**JOB:**
Copy the lines verbatim, from the first line of the records through the line containing "company-name-cell[interactable]: Company C", with both of those lines included.

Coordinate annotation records
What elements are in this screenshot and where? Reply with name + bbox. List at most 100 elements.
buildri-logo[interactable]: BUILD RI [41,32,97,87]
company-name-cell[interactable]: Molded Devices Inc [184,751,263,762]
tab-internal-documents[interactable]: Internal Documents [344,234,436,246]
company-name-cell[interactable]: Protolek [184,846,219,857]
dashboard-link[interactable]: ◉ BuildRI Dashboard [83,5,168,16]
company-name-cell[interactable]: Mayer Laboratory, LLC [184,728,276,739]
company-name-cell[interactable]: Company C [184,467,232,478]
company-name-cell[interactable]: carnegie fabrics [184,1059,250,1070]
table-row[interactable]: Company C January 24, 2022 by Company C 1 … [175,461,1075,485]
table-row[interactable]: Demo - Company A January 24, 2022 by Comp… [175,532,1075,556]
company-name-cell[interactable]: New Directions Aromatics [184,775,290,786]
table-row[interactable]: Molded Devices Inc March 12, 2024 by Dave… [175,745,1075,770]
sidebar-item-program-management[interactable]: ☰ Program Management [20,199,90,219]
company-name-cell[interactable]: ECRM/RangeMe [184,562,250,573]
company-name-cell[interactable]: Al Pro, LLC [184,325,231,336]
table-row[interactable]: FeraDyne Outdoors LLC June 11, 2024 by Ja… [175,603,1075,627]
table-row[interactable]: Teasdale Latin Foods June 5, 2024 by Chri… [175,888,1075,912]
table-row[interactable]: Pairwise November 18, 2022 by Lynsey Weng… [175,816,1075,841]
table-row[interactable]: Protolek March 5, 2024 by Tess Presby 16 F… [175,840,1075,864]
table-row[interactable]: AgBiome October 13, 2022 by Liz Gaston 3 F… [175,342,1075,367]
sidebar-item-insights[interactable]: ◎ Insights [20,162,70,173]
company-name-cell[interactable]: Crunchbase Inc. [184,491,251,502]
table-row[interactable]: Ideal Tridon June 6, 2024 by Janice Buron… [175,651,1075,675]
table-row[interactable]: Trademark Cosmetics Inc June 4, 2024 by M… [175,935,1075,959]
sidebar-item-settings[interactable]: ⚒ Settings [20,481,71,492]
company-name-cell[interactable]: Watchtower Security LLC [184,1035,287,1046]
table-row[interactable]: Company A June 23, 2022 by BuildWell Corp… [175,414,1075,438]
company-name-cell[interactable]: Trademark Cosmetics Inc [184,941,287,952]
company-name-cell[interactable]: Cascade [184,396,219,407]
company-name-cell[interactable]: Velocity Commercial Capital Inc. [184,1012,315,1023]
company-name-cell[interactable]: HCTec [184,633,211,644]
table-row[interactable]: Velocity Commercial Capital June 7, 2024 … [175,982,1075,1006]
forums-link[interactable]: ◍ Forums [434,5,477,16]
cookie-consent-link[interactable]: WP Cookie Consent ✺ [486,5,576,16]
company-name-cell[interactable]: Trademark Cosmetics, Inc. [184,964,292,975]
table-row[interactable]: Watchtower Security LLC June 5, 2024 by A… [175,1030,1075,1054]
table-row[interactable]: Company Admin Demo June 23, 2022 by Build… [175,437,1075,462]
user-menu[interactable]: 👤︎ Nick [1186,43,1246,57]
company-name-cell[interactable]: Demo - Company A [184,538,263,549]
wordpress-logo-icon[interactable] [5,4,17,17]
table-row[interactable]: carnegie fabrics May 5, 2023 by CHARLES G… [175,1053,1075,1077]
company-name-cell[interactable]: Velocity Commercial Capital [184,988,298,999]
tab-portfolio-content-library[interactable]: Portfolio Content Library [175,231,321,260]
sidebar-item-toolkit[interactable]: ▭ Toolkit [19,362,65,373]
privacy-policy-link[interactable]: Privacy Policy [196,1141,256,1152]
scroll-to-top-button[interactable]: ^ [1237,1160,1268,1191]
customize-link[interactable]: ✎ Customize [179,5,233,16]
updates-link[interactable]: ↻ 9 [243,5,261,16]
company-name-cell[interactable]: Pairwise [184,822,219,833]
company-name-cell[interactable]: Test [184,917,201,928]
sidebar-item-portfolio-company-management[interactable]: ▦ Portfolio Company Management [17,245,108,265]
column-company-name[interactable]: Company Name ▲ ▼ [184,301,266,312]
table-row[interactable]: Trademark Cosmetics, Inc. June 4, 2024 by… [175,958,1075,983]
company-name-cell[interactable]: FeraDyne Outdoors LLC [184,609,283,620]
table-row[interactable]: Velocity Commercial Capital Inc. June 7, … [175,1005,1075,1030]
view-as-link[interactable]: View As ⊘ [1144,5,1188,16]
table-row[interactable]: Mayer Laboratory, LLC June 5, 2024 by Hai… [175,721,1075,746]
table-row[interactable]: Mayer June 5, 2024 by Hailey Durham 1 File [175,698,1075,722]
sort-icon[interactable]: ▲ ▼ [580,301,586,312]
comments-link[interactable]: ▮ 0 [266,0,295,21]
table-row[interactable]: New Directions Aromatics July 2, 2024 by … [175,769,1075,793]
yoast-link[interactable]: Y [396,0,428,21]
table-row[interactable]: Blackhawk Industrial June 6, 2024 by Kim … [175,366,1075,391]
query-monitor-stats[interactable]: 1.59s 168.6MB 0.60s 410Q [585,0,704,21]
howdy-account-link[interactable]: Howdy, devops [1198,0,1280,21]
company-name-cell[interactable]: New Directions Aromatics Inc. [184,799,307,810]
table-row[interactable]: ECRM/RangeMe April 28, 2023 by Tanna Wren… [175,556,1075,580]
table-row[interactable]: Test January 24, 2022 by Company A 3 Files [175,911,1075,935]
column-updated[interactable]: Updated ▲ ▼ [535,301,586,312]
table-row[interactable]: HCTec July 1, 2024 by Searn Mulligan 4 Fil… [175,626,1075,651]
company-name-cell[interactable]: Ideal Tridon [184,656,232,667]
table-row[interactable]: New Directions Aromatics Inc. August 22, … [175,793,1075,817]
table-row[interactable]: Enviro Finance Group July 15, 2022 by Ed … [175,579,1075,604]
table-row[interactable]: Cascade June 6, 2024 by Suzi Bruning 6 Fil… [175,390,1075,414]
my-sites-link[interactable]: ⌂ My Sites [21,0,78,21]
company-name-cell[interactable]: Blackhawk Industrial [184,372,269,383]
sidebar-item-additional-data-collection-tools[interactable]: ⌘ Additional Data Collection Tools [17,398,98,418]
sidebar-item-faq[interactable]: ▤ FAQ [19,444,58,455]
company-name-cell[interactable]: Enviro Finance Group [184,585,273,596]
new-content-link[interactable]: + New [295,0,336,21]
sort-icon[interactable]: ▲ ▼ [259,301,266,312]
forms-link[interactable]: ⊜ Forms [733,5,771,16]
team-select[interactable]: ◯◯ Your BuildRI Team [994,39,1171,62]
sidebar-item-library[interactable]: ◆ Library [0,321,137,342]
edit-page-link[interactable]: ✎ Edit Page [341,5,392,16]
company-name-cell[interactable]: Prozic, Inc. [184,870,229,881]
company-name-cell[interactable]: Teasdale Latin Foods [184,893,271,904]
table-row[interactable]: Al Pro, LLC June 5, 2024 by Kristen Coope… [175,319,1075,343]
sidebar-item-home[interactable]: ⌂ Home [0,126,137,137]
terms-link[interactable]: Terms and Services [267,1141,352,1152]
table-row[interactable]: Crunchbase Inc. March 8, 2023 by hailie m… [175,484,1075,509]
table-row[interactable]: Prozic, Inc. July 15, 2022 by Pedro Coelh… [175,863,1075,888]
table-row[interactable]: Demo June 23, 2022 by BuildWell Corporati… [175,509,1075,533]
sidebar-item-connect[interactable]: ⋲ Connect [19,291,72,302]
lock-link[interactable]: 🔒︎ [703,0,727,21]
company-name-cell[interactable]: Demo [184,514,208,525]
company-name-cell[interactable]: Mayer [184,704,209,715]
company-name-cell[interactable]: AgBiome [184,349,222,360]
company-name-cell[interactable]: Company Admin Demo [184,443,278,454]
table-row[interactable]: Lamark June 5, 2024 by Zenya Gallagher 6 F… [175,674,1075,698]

**EXERCISE RESULT:**
What elements are in this screenshot and where? Reply with name + bbox. List at most 100 elements.
buildri-logo[interactable]: BUILD RI [41,32,97,87]
company-name-cell[interactable]: Molded Devices Inc [184,751,263,762]
tab-internal-documents[interactable]: Internal Documents [344,234,436,246]
company-name-cell[interactable]: Protolek [184,846,219,857]
dashboard-link[interactable]: ◉ BuildRI Dashboard [83,5,168,16]
company-name-cell[interactable]: Mayer Laboratory, LLC [184,728,276,739]
company-name-cell[interactable]: Company C [184,467,232,478]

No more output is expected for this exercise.